(Records)
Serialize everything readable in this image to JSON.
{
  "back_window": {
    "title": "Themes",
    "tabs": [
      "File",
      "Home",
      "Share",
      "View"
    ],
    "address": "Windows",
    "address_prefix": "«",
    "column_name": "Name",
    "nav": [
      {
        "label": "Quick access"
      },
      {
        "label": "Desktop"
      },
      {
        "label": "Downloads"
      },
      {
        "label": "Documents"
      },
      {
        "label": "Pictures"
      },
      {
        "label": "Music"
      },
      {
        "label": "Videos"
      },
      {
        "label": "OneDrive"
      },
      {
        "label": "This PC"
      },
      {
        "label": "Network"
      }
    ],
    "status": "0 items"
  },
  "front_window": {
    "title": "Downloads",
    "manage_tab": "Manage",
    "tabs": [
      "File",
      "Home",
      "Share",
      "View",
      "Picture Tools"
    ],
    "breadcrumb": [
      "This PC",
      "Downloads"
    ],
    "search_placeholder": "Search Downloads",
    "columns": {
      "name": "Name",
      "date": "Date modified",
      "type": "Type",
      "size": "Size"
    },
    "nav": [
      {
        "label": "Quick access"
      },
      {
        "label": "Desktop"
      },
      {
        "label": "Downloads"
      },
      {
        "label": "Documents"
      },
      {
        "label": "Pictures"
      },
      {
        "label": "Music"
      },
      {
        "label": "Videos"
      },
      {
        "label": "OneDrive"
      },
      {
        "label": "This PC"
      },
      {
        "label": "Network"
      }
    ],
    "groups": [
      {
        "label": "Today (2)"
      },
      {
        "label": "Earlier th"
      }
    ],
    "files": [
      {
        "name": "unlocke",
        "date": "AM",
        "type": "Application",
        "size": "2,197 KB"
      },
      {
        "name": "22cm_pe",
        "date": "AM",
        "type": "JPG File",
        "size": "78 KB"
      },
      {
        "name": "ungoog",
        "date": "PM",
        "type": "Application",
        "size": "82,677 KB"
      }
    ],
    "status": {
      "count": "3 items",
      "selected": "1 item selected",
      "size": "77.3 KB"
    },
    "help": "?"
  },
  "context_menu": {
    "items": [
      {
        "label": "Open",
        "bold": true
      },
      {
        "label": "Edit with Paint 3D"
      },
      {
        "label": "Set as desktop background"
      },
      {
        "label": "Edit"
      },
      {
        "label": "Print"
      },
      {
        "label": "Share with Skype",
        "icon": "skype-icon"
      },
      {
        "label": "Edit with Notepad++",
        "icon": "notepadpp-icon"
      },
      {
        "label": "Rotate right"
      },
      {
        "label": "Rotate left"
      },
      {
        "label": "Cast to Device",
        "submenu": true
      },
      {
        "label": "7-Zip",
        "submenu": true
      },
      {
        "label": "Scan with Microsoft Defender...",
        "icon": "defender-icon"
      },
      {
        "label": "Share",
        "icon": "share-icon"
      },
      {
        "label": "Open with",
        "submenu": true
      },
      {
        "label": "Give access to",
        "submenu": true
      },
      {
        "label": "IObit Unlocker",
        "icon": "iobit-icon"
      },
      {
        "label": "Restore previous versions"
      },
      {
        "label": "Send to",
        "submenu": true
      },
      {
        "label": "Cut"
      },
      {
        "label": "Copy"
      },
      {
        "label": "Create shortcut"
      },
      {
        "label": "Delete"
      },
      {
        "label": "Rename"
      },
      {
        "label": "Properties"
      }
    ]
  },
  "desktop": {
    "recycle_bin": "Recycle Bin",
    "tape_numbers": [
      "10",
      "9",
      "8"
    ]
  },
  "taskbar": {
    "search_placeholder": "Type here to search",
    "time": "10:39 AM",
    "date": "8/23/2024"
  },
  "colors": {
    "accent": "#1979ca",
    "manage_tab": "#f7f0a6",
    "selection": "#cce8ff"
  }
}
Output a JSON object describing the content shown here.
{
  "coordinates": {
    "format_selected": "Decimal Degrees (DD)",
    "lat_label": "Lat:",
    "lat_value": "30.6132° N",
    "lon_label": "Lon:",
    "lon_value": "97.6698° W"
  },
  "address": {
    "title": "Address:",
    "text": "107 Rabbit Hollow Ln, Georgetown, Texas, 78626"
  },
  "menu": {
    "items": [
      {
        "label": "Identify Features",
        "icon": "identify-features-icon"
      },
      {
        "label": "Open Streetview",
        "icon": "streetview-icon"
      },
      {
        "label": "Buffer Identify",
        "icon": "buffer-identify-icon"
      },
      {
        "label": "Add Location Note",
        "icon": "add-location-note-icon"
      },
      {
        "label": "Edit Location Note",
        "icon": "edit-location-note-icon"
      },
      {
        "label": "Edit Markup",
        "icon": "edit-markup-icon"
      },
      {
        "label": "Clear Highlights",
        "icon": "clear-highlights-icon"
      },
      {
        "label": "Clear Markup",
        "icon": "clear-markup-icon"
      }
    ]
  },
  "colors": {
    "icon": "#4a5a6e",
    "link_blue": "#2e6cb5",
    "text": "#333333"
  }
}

▶ To be done:
Write out all the data again, exactly as it appears.

▶ Written reply:
Serialize everything readable in this image to JSON.
{
  "back_window": {
    "title": "Themes",
    "tabs": [
      "File",
      "Home",
      "Share",
      "View"
    ],
    "address": "Windows",
    "address_prefix": "«",
    "column_name": "Name",
    "nav": [
      {
        "label": "Quick access"
      },
      {
        "label": "Desktop"
      },
      {
        "label": "Downloads"
      },
      {
        "label": "Documents"
      },
      {
        "label": "Pictures"
      },
      {
        "label": "Music"
      },
      {
        "label": "Videos"
      },
      {
        "label": "OneDrive"
      },
      {
        "label": "This PC"
      },
      {
        "label": "Network"
      }
    ],
    "status": "0 items"
  },
  "front_window": {
    "title": "Downloads",
    "manage_tab": "Manage",
    "tabs": [
      "File",
      "Home",
      "Share",
      "View",
      "Picture Tools"
    ],
    "breadcrumb": [
      "This PC",
      "Downloads"
    ],
    "search_placeholder": "Search Downloads",
    "columns": {
      "name": "Name",
      "date": "Date modified",
      "type": "Type",
      "size": "Size"
    },
    "nav": [
      {
        "label": "Quick access"
      },
      {
        "label": "Desktop"
      },
      {
        "label": "Downloads"
      },
      {
        "label": "Documents"
      },
      {
        "label": "Pictures"
      },
      {
        "label": "Music"
      },
      {
        "label": "Videos"
      },
      {
        "label": "OneDrive"
      },
      {
        "label": "This PC"
      },
      {
        "label": "Network"
      }
    ],
    "groups": [
      {
        "label": "Today (2)"
      },
      {
        "label": "Earlier th"
      }
    ],
    "files": [
      {
        "name": "unlocke",
        "date": "AM",
        "type": "Application",
        "size": "2,197 KB"
      },
      {
        "name": "22cm_pe",
        "date": "AM",
        "type": "JPG File",
        "size": "78 KB"
      },
      {
        "name": "ungoog",
        "date": "PM",
        "type": "Application",
        "size": "82,677 KB"
      }
    ],
    "status": {
      "count": "3 items",
      "selected": "1 item selected",
      "size": "77.3 KB"
    },
    "help": "?"
  },
  "context_menu": {
    "items": [
      {
        "label": "Open",
        "bold": true
      },
      {
        "label": "Edit with Paint 3D"
      },
      {
        "label": "Set as desktop background"
      },
      {
        "label": "Edit"
      },
      {
        "label": "Print"
      },
      {
        "label": "Share with Skype",
        "icon": "skype-icon"
      },
      {
        "label": "Edit with Notepad++",
        "icon": "notepadpp-icon"
      },
      {
        "label": "Rotate right"
      },
      {
        "label": "Rotate left"
      },
      {
        "label": "Cast to Device",
        "submenu": true
      },
      {
        "label": "7-Zip",
        "submenu": true
      },
      {
        "label": "Scan with Microsoft Defender...",
        "icon": "defender-icon"
      },
      {
        "label": "Share",
        "icon": "share-icon"
      },
      {
        "label": "Open with",
        "submenu": true
      },
      {
        "label": "Give access to",
        "submenu": true
      },
      {
        "label": "IObit Unlocker",
        "icon": "iobit-icon"
      },
      {
        "label": "Restore previous versions"
      },
      {
        "label": "Send to",
        "submenu": true
      },
      {
        "label": "Cut"
      },
      {
        "label": "Copy"
      },
      {
        "label": "Create shortcut"
      },
      {
        "label": "Delete"
      },
      {
        "label": "Rename"
      },
      {
        "label": "Properties"
      }
    ]
  },
  "desktop": {
    "recycle_bin": "Recycle Bin",
    "tape_numbers": [
      "10",
      "9",
      "8"
    ]
  },
  "taskbar": {
    "search_placeholder": "Type here to search",
    "time": "10:39 AM",
    "date": "8/23/2024"
  },
  "colors": {
    "accent": "#1979ca",
    "manage_tab": "#f7f0a6",
    "selection": "#cce8ff"
  }
}
Output a JSON object describing the content shown here.
{
  "coordinates": {
    "format_selected": "Decimal Degrees (DD)",
    "lat_label": "Lat:",
    "lat_value": "30.6132° N",
    "lon_label": "Lon:",
    "lon_value": "97.6698° W"
  },
  "address": {
    "title": "Address:",
    "text": "107 Rabbit Hollow Ln, Georgetown, Texas, 78626"
  },
  "menu": {
    "items": [
      {
        "label": "Identify Features",
        "icon": "identify-features-icon"
      },
      {
        "label": "Open Streetview",
        "icon": "streetview-icon"
      },
      {
        "label": "Buffer Identify",
        "icon": "buffer-identify-icon"
      },
      {
        "label": "Add Location Note",
        "icon": "add-location-note-icon"
      },
      {
        "label": "Edit Location Note",
        "icon": "edit-location-note-icon"
      },
      {
        "label": "Edit Markup",
        "icon": "edit-markup-icon"
      },
      {
        "label": "Clear Highlights",
        "icon": "clear-highlights-icon"
      },
      {
        "label": "Clear Markup",
        "icon": "clear-markup-icon"
      }
    ]
  },
  "colors": {
    "icon": "#4a5a6e",
    "link_blue": "#2e6cb5",
    "text": "#333333"
  }
}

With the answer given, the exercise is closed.